TASK TO CARRY OUT: Write each record again exactly as it stands.

DATA SHOWN:
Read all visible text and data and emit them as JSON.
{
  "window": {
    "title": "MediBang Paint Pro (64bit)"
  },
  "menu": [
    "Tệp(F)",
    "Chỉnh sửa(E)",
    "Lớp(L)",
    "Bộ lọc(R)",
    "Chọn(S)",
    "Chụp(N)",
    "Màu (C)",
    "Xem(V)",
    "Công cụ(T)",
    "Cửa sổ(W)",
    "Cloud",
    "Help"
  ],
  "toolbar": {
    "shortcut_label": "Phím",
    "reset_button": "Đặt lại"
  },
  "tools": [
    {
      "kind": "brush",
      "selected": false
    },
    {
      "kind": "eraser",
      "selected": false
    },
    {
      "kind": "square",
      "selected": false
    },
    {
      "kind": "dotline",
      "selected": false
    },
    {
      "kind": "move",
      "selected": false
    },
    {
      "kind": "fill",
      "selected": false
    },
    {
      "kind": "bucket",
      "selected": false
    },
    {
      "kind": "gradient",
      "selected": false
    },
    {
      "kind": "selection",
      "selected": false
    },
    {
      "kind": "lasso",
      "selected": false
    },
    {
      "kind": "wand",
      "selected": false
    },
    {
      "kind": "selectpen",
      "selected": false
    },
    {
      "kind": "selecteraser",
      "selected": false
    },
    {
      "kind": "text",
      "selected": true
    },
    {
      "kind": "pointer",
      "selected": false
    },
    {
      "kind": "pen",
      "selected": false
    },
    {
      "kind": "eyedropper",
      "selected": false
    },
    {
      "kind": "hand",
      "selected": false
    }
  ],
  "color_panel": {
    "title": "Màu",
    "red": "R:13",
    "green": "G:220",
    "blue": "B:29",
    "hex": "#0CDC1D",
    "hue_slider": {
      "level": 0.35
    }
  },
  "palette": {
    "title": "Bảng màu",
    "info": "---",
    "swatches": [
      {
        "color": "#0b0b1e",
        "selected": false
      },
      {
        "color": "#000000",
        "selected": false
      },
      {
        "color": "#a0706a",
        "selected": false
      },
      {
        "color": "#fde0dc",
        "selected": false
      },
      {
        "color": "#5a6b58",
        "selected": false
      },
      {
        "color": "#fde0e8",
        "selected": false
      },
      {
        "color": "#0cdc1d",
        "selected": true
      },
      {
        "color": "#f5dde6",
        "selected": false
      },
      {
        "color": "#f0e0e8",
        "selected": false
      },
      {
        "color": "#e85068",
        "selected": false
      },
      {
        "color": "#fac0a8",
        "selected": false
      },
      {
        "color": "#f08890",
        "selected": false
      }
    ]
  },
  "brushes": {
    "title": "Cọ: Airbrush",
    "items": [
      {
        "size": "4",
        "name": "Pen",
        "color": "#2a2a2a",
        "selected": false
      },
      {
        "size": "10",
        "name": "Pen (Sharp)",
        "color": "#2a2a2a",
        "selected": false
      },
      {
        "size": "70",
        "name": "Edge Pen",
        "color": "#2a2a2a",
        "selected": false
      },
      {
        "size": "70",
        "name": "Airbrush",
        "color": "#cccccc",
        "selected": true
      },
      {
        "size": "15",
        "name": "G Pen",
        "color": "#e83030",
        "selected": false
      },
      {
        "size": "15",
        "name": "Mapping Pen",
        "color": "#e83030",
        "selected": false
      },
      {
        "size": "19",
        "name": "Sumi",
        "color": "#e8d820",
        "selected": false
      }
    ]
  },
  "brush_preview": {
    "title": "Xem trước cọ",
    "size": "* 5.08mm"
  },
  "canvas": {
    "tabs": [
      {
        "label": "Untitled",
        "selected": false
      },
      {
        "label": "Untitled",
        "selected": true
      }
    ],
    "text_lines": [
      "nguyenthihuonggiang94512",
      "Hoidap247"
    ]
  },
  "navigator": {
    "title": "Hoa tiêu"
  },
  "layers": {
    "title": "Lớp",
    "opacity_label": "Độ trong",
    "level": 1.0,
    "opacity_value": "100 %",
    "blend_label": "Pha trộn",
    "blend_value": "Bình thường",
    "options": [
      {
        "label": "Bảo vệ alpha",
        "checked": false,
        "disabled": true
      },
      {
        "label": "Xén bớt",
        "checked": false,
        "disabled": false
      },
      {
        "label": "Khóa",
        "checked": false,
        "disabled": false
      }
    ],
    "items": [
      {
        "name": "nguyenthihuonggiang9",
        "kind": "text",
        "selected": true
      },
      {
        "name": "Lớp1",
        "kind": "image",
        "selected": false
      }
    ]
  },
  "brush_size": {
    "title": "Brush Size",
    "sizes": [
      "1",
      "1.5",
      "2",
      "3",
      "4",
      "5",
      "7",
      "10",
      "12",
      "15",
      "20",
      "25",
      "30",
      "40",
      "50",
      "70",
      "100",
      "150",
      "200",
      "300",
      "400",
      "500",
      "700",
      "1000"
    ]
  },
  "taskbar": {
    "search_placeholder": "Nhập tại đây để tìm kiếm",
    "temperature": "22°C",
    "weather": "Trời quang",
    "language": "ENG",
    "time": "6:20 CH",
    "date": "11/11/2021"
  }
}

TASK ANSWER:
Read all visible text and data and emit them as JSON.
{
  "window": {
    "title": "MediBang Paint Pro (64bit)"
  },
  "menu": [
    "Tệp(F)",
    "Chỉnh sửa(E)",
    "Lớp(L)",
    "Bộ lọc(R)",
    "Chọn(S)",
    "Chụp(N)",
    "Màu (C)",
    "Xem(V)",
    "Công cụ(T)",
    "Cửa sổ(W)",
    "Cloud",
    "Help"
  ],
  "toolbar": {
    "shortcut_label": "Phím",
    "reset_button": "Đặt lại"
  },
  "tools": [
    {
      "kind": "brush",
      "selected": false
    },
    {
      "kind": "eraser",
      "selected": false
    },
    {
      "kind": "square",
      "selected": false
    },
    {
      "kind": "dotline",
      "selected": false
    },
    {
      "kind": "move",
      "selected": false
    },
    {
      "kind": "fill",
      "selected": false
    },
    {
      "kind": "bucket",
      "selected": false
    },
    {
      "kind": "gradient",
      "selected": false
    },
    {
      "kind": "selection",
      "selected": false
    },
    {
      "kind": "lasso",
      "selected": false
    },
    {
      "kind": "wand",
      "selected": false
    },
    {
      "kind": "selectpen",
      "selected": false
    },
    {
      "kind": "selecteraser",
      "selected": false
    },
    {
      "kind": "text",
      "selected": true
    },
    {
      "kind": "pointer",
      "selected": false
    },
    {
      "kind": "pen",
      "selected": false
    },
    {
      "kind": "eyedropper",
      "selected": false
    },
    {
      "kind": "hand",
      "selected": false
    }
  ],
  "color_panel": {
    "title": "Màu",
    "red": "R:13",
    "green": "G:220",
    "blue": "B:29",
    "hex": "#0CDC1D",
    "hue_slider": {
      "level": 0.35
    }
  },
  "palette": {
    "title": "Bảng màu",
    "info": "---",
    "swatches": [
      {
        "color": "#0b0b1e",
        "selected": false
      },
      {
        "color": "#000000",
        "selected": false
      },
      {
        "color": "#a0706a",
        "selected": false
      },
      {
        "color": "#fde0dc",
        "selected": false
      },
      {
        "color": "#5a6b58",
        "selected": false
      },
      {
        "color": "#fde0e8",
        "selected": false
      },
      {
        "color": "#0cdc1d",
        "selected": true
      },
      {
        "color": "#f5dde6",
        "selected": false
      },
      {
        "color": "#f0e0e8",
        "selected": false
      },
      {
        "color": "#e85068",
        "selected": false
      },
      {
        "color": "#fac0a8",
        "selected": false
      },
      {
        "color": "#f08890",
        "selected": false
      }
    ]
  },
  "brushes": {
    "title": "Cọ: Airbrush",
    "items": [
      {
        "size": "4",
        "name": "Pen",
        "color": "#2a2a2a",
        "selected": false
      },
      {
        "size": "10",
        "name": "Pen (Sharp)",
        "color": "#2a2a2a",
        "selected": false
      },
      {
        "size": "70",
        "name": "Edge Pen",
        "color": "#2a2a2a",
        "selected": false
      },
      {
        "size": "70",
        "name": "Airbrush",
        "color": "#cccccc",
        "selected": true
      },
      {
        "size": "15",
        "name": "G Pen",
        "color": "#e83030",
        "selected": false
      },
      {
        "size": "15",
        "name": "Mapping Pen",
        "color": "#e83030",
        "selected": false
      },
      {
        "size": "19",
        "name": "Sumi",
        "color": "#e8d820",
        "selected": false
      }
    ]
  },
  "brush_preview": {
    "title": "Xem trước cọ",
    "size": "* 5.08mm"
  },
  "canvas": {
    "tabs": [
      {
        "label": "Untitled",
        "selected": false
      },
      {
        "label": "Untitled",
        "selected": true
      }
    ],
    "text_lines": [
      "nguyenthihuonggiang94512",
      "Hoidap247"
    ]
  },
  "navigator": {
    "title": "Hoa tiêu"
  },
  "layers": {
    "title": "Lớp",
    "opacity_label": "Độ trong",
    "level": 1.0,
    "opacity_value": "100 %",
    "blend_label": "Pha trộn",
    "blend_value": "Bình thường",
    "options": [
      {
        "label": "Bảo vệ alpha",
        "checked": false,
        "disabled": true
      },
      {
        "label": "Xén bớt",
        "checked": false,
        "disabled": false
      },
      {
        "label": "Khóa",
        "checked": false,
        "disabled": false
      }
    ],
    "items": [
      {
        "name": "nguyenthihuonggiang9",
        "kind": "text",
        "selected": true
      },
      {
        "name": "Lớp1",
        "kind": "image",
        "selected": false
      }
    ]
  },
  "brush_size": {
    "title": "Brush Size",
    "sizes": [
      "1",
      "1.5",
      "2",
      "3",
      "4",
      "5",
      "7",
      "10",
      "12",
      "15",
      "20",
      "25",
      "30",
      "40",
      "50",
      "70",
      "100",
      "150",
      "200",
      "300",
      "400",
      "500",
      "700",
      "1000"
    ]
  },
  "taskbar": {
    "search_placeholder": "Nhập tại đây để tìm kiếm",
    "temperature": "22°C",
    "weather": "Trời quang",
    "language": "ENG",
    "time": "6:20 CH",
    "date": "11/11/2021"
  }
}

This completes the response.